=== DATA FOR THIS EXERCISE ===

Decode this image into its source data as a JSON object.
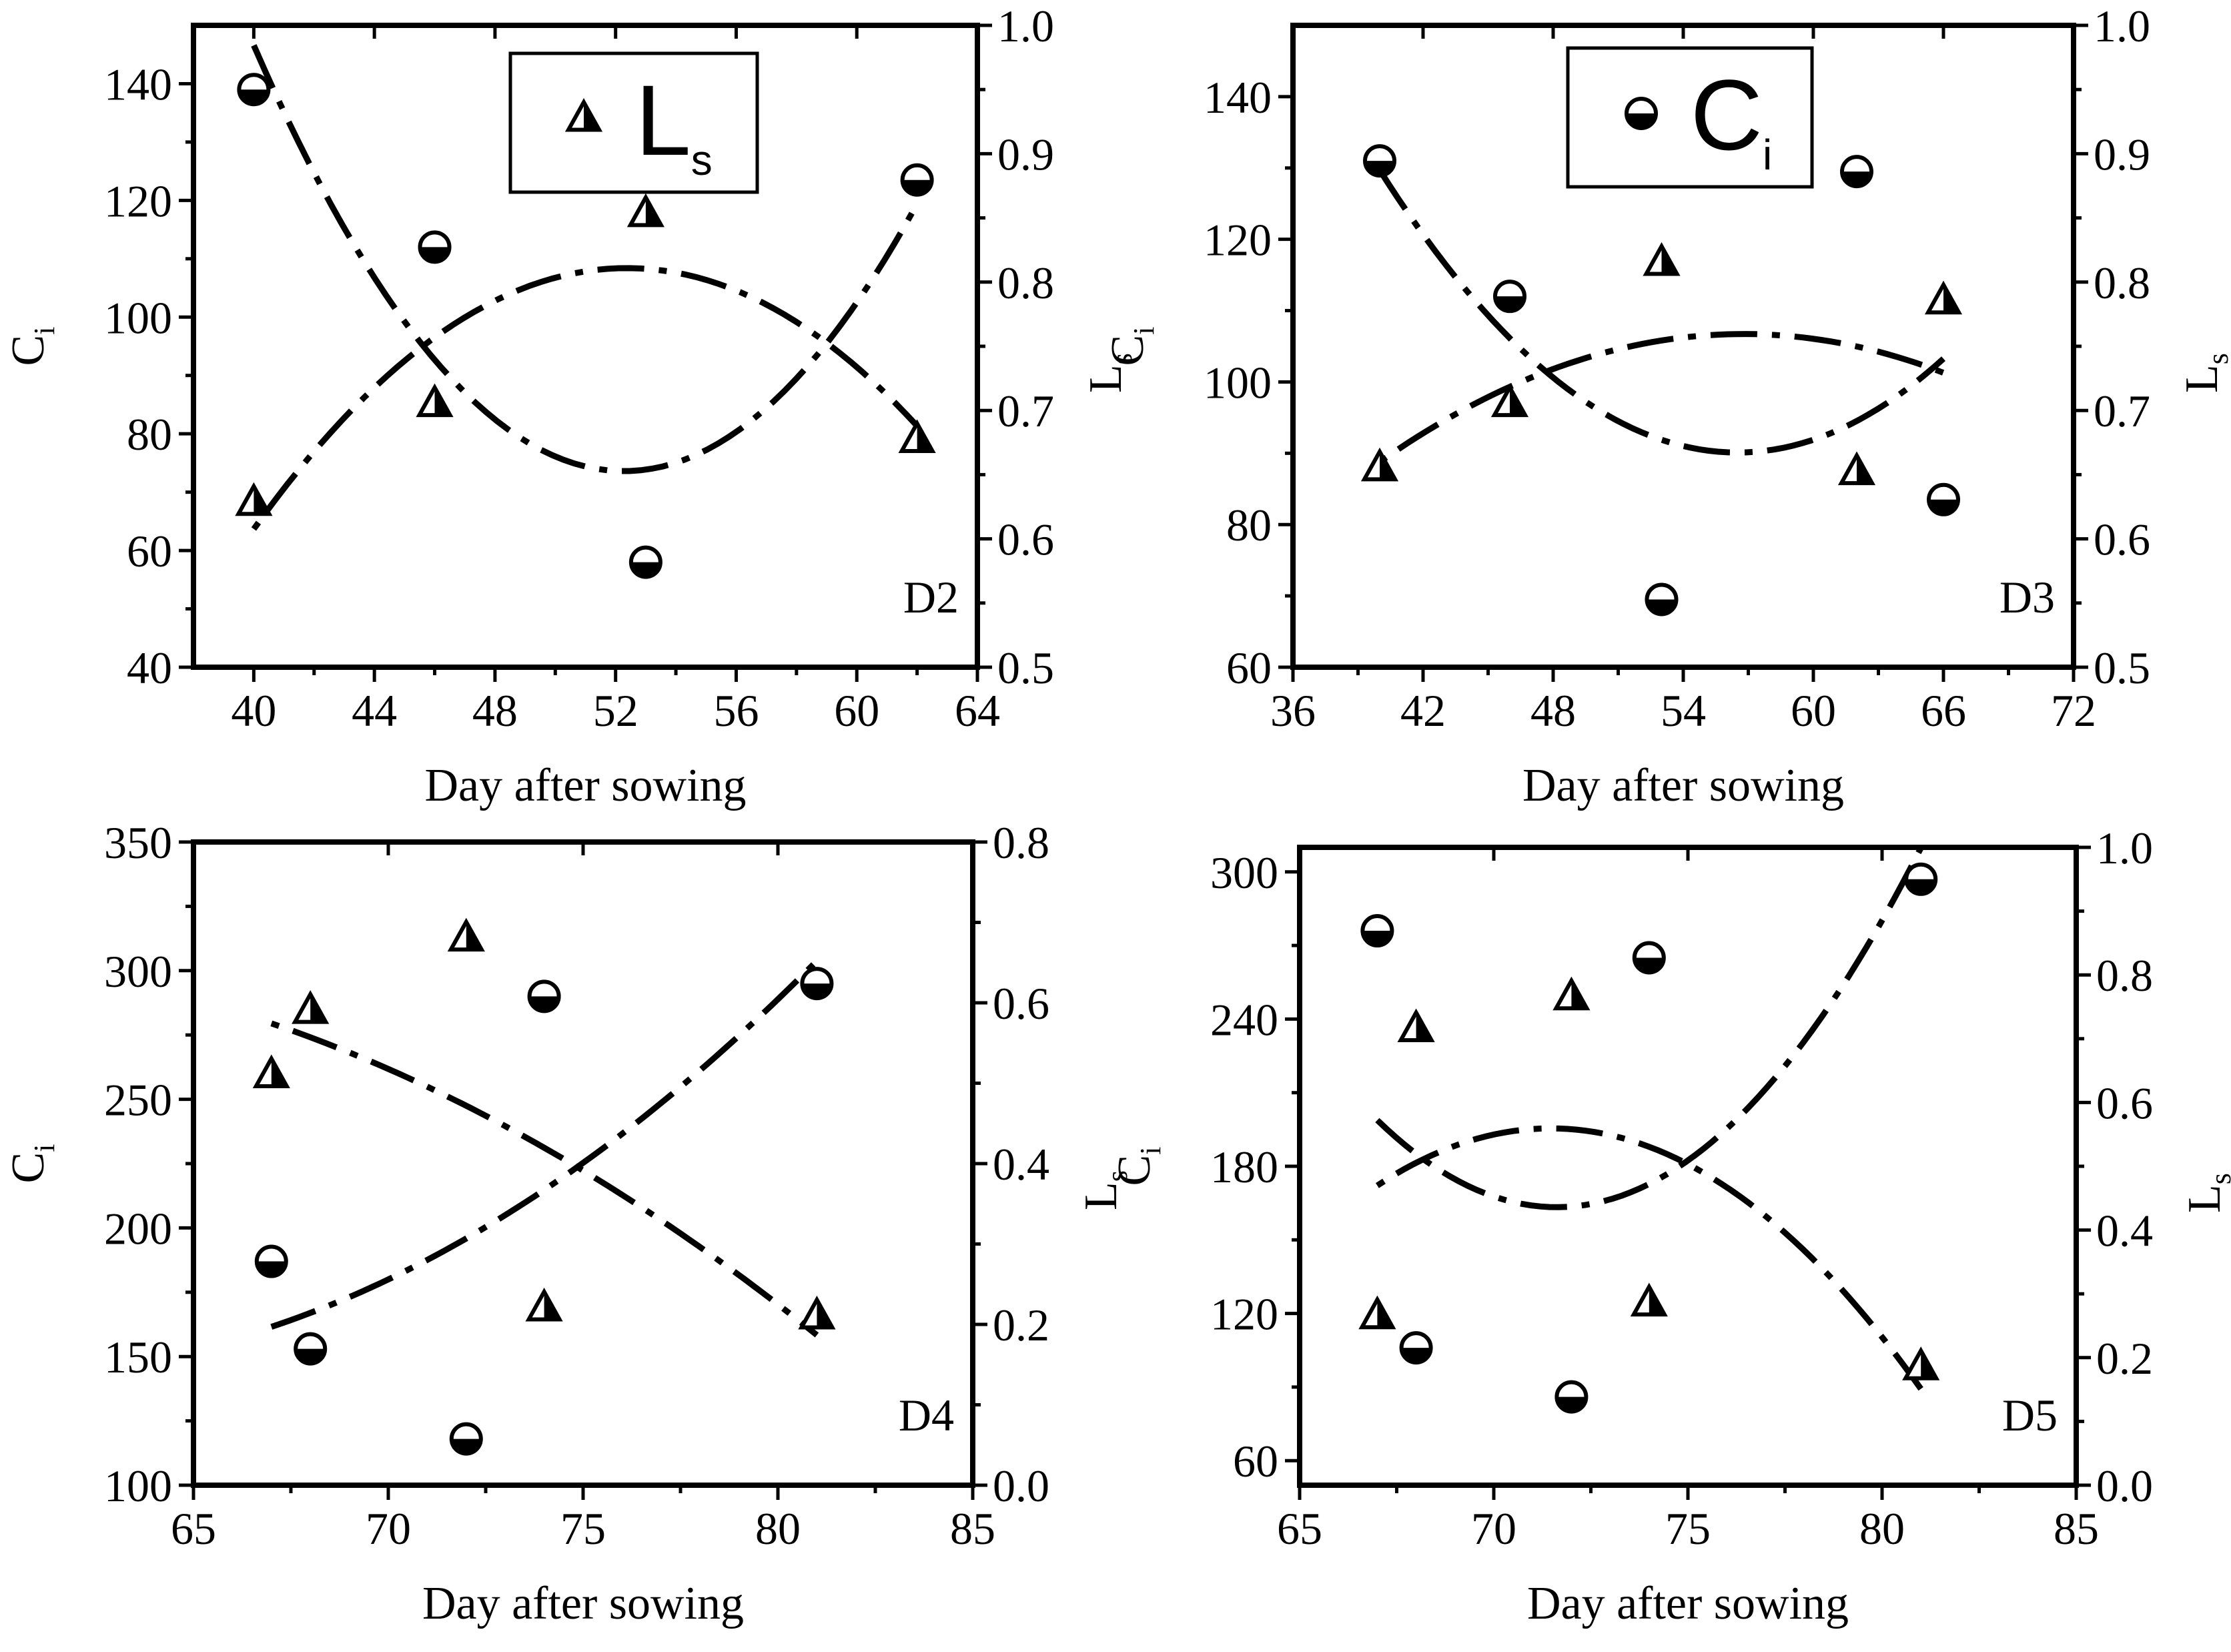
{
  "chart_data": [
    {
      "id": "D2",
      "type": "scatter",
      "panel_label": "D2",
      "xlabel": "Day after sowing",
      "ylabel_left": {
        "main": "C",
        "sub": "i"
      },
      "ylabel_right": {
        "main": "L",
        "sub": "s"
      },
      "xlim": [
        38,
        64
      ],
      "xticks": [
        40,
        44,
        48,
        52,
        56,
        60,
        64
      ],
      "ylim_left": [
        40,
        150
      ],
      "yticks_left": [
        40,
        60,
        80,
        100,
        120,
        140
      ],
      "ylim_right": [
        0.5,
        1.0
      ],
      "yticks_right": [
        "0.5",
        "0.6",
        "0.7",
        "0.8",
        "0.9",
        "1.0"
      ],
      "legend": {
        "position": "top-center",
        "marker": "triangle",
        "label_main": "L",
        "label_sub": "s"
      },
      "series": [
        {
          "name": "Ci",
          "axis": "left",
          "marker": "circle",
          "x": [
            40,
            46,
            53,
            62
          ],
          "y": [
            139,
            112,
            58,
            123.5
          ],
          "fit_x": [
            40,
            62
          ]
        },
        {
          "name": "Ls",
          "axis": "right",
          "marker": "triangle",
          "x": [
            40,
            46,
            53,
            62
          ],
          "y": [
            0.628,
            0.705,
            0.853,
            0.677
          ],
          "fit_x": [
            40,
            62
          ]
        }
      ]
    },
    {
      "id": "D3",
      "type": "scatter",
      "panel_label": "D3",
      "xlabel": "Day after sowing",
      "ylabel_left": {
        "main": "C",
        "sub": "i"
      },
      "ylabel_right": {
        "main": "L",
        "sub": "s"
      },
      "xlim": [
        36,
        72
      ],
      "xticks": [
        36,
        42,
        48,
        54,
        60,
        66,
        72
      ],
      "ylim_left": [
        60,
        150
      ],
      "yticks_left": [
        60,
        80,
        100,
        120,
        140
      ],
      "ylim_right": [
        0.5,
        1.0
      ],
      "yticks_right": [
        "0.5",
        "0.6",
        "0.7",
        "0.8",
        "0.9",
        "1.0"
      ],
      "legend": {
        "position": "top-center",
        "marker": "circle",
        "label_main": "C",
        "label_sub": "i"
      },
      "series": [
        {
          "name": "Ci",
          "axis": "left",
          "marker": "circle",
          "x": [
            40,
            46,
            53,
            62,
            66
          ],
          "y": [
            131,
            112,
            69.5,
            129.5,
            83.5
          ],
          "fit_x": [
            40,
            66
          ]
        },
        {
          "name": "Ls",
          "axis": "right",
          "marker": "triangle",
          "x": [
            40,
            46,
            53,
            62,
            66
          ],
          "y": [
            0.655,
            0.705,
            0.815,
            0.652,
            0.785
          ],
          "fit_x": [
            40,
            66
          ]
        }
      ]
    },
    {
      "id": "D4",
      "type": "scatter",
      "panel_label": "D4",
      "xlabel": "Day after sowing",
      "ylabel_left": {
        "main": "C",
        "sub": "i"
      },
      "ylabel_right": {
        "main": "L",
        "sub": "s"
      },
      "xlim": [
        65,
        85
      ],
      "xticks": [
        65,
        70,
        75,
        80,
        85
      ],
      "ylim_left": [
        100,
        350
      ],
      "yticks_left": [
        100,
        150,
        200,
        250,
        300,
        350
      ],
      "ylim_right": [
        0.0,
        0.8
      ],
      "yticks_right": [
        "0.0",
        "0.2",
        "0.4",
        "0.6",
        "0.8"
      ],
      "series": [
        {
          "name": "Ci",
          "axis": "left",
          "marker": "circle",
          "x": [
            67,
            68,
            72,
            74,
            81
          ],
          "y": [
            187,
            153,
            118,
            290,
            295
          ],
          "fit_x": [
            67,
            81
          ]
        },
        {
          "name": "Ls",
          "axis": "right",
          "marker": "triangle",
          "x": [
            67,
            68,
            72,
            74,
            81
          ],
          "y": [
            0.51,
            0.59,
            0.68,
            0.22,
            0.21
          ],
          "fit_x": [
            67,
            81
          ]
        }
      ]
    },
    {
      "id": "D5",
      "type": "scatter",
      "panel_label": "D5",
      "xlabel": "Day after sowing",
      "ylabel_left": {
        "main": "C",
        "sub": "i"
      },
      "ylabel_right": {
        "main": "L",
        "sub": "s"
      },
      "xlim": [
        65,
        85
      ],
      "xticks": [
        65,
        70,
        75,
        80,
        85
      ],
      "ylim_left": [
        50,
        310
      ],
      "yticks_left": [
        60,
        120,
        180,
        240,
        300
      ],
      "ylim_right": [
        0.0,
        1.0
      ],
      "yticks_right": [
        "0.0",
        "0.2",
        "0.4",
        "0.6",
        "0.8",
        "1.0"
      ],
      "series": [
        {
          "name": "Ci",
          "axis": "left",
          "marker": "circle",
          "x": [
            67,
            68,
            72,
            74,
            81
          ],
          "y": [
            276,
            106,
            86,
            265,
            297
          ],
          "fit_x": [
            67,
            81
          ]
        },
        {
          "name": "Ls",
          "axis": "right",
          "marker": "triangle",
          "x": [
            67,
            68,
            72,
            74,
            81
          ],
          "y": [
            0.265,
            0.715,
            0.765,
            0.285,
            0.185
          ],
          "fit_x": [
            67,
            81
          ]
        }
      ]
    }
  ]
}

===

YOUR INSTRUCTIONS - Every line should be retyped exactly, with the pictures omitted.

EXERCISE RESPONSE -
Decode this image into its source data as a JSON object.
{
  "chart_data": [
    {
      "id": "D2",
      "type": "scatter",
      "panel_label": "D2",
      "xlabel": "Day after sowing",
      "ylabel_left": {
        "main": "C",
        "sub": "i"
      },
      "ylabel_right": {
        "main": "L",
        "sub": "s"
      },
      "xlim": [
        38,
        64
      ],
      "xticks": [
        40,
        44,
        48,
        52,
        56,
        60,
        64
      ],
      "ylim_left": [
        40,
        150
      ],
      "yticks_left": [
        40,
        60,
        80,
        100,
        120,
        140
      ],
      "ylim_right": [
        0.5,
        1.0
      ],
      "yticks_right": [
        "0.5",
        "0.6",
        "0.7",
        "0.8",
        "0.9",
        "1.0"
      ],
      "legend": {
        "position": "top-center",
        "marker": "triangle",
        "label_main": "L",
        "label_sub": "s"
      },
      "series": [
        {
          "name": "Ci",
          "axis": "left",
          "marker": "circle",
          "x": [
            40,
            46,
            53,
            62
          ],
          "y": [
            139,
            112,
            58,
            123.5
          ],
          "fit_x": [
            40,
            62
          ]
        },
        {
          "name": "Ls",
          "axis": "right",
          "marker": "triangle",
          "x": [
            40,
            46,
            53,
            62
          ],
          "y": [
            0.628,
            0.705,
            0.853,
            0.677
          ],
          "fit_x": [
            40,
            62
          ]
        }
      ]
    },
    {
      "id": "D3",
      "type": "scatter",
      "panel_label": "D3",
      "xlabel": "Day after sowing",
      "ylabel_left": {
        "main": "C",
        "sub": "i"
      },
      "ylabel_right": {
        "main": "L",
        "sub": "s"
      },
      "xlim": [
        36,
        72
      ],
      "xticks": [
        36,
        42,
        48,
        54,
        60,
        66,
        72
      ],
      "ylim_left": [
        60,
        150
      ],
      "yticks_left": [
        60,
        80,
        100,
        120,
        140
      ],
      "ylim_right": [
        0.5,
        1.0
      ],
      "yticks_right": [
        "0.5",
        "0.6",
        "0.7",
        "0.8",
        "0.9",
        "1.0"
      ],
      "legend": {
        "position": "top-center",
        "marker": "circle",
        "label_main": "C",
        "label_sub": "i"
      },
      "series": [
        {
          "name": "Ci",
          "axis": "left",
          "marker": "circle",
          "x": [
            40,
            46,
            53,
            62,
            66
          ],
          "y": [
            131,
            112,
            69.5,
            129.5,
            83.5
          ],
          "fit_x": [
            40,
            66
          ]
        },
        {
          "name": "Ls",
          "axis": "right",
          "marker": "triangle",
          "x": [
            40,
            46,
            53,
            62,
            66
          ],
          "y": [
            0.655,
            0.705,
            0.815,
            0.652,
            0.785
          ],
          "fit_x": [
            40,
            66
          ]
        }
      ]
    },
    {
      "id": "D4",
      "type": "scatter",
      "panel_label": "D4",
      "xlabel": "Day after sowing",
      "ylabel_left": {
        "main": "C",
        "sub": "i"
      },
      "ylabel_right": {
        "main": "L",
        "sub": "s"
      },
      "xlim": [
        65,
        85
      ],
      "xticks": [
        65,
        70,
        75,
        80,
        85
      ],
      "ylim_left": [
        100,
        350
      ],
      "yticks_left": [
        100,
        150,
        200,
        250,
        300,
        350
      ],
      "ylim_right": [
        0.0,
        0.8
      ],
      "yticks_right": [
        "0.0",
        "0.2",
        "0.4",
        "0.6",
        "0.8"
      ],
      "series": [
        {
          "name": "Ci",
          "axis": "left",
          "marker": "circle",
          "x": [
            67,
            68,
            72,
            74,
            81
          ],
          "y": [
            187,
            153,
            118,
            290,
            295
          ],
          "fit_x": [
            67,
            81
          ]
        },
        {
          "name": "Ls",
          "axis": "right",
          "marker": "triangle",
          "x": [
            67,
            68,
            72,
            74,
            81
          ],
          "y": [
            0.51,
            0.59,
            0.68,
            0.22,
            0.21
          ],
          "fit_x": [
            67,
            81
          ]
        }
      ]
    },
    {
      "id": "D5",
      "type": "scatter",
      "panel_label": "D5",
      "xlabel": "Day after sowing",
      "ylabel_left": {
        "main": "C",
        "sub": "i"
      },
      "ylabel_right": {
        "main": "L",
        "sub": "s"
      },
      "xlim": [
        65,
        85
      ],
      "xticks": [
        65,
        70,
        75,
        80,
        85
      ],
      "ylim_left": [
        50,
        310
      ],
      "yticks_left": [
        60,
        120,
        180,
        240,
        300
      ],
      "ylim_right": [
        0.0,
        1.0
      ],
      "yticks_right": [
        "0.0",
        "0.2",
        "0.4",
        "0.6",
        "0.8",
        "1.0"
      ],
      "series": [
        {
          "name": "Ci",
          "axis": "left",
          "marker": "circle",
          "x": [
            67,
            68,
            72,
            74,
            81
          ],
          "y": [
            276,
            106,
            86,
            265,
            297
          ],
          "fit_x": [
            67,
            81
          ]
        },
        {
          "name": "Ls",
          "axis": "right",
          "marker": "triangle",
          "x": [
            67,
            68,
            72,
            74,
            81
          ],
          "y": [
            0.265,
            0.715,
            0.765,
            0.285,
            0.185
          ],
          "fit_x": [
            67,
            81
          ]
        }
      ]
    }
  ]
}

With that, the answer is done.